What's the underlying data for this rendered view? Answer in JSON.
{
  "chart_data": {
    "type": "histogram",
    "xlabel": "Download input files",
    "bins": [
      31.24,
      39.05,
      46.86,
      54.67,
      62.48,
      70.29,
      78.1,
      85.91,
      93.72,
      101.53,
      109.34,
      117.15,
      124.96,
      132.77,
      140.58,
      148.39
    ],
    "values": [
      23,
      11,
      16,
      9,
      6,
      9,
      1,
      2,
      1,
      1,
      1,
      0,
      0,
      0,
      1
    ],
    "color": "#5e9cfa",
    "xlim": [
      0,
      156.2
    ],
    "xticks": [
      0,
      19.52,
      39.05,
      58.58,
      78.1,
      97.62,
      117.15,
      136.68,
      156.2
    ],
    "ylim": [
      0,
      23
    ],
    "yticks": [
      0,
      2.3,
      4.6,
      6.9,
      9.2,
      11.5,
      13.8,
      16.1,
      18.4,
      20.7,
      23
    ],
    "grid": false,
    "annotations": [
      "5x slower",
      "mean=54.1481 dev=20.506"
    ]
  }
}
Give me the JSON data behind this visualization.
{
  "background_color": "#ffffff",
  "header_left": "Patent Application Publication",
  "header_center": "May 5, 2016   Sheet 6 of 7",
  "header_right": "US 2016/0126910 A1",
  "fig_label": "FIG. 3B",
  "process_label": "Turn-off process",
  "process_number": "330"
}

Problem requirements:
Gather each line from the entries above that includes the word "this".

Solution:
What's the underlying data for this rendered view? Answer in JSON.
Give me the JSON data behind this visualization.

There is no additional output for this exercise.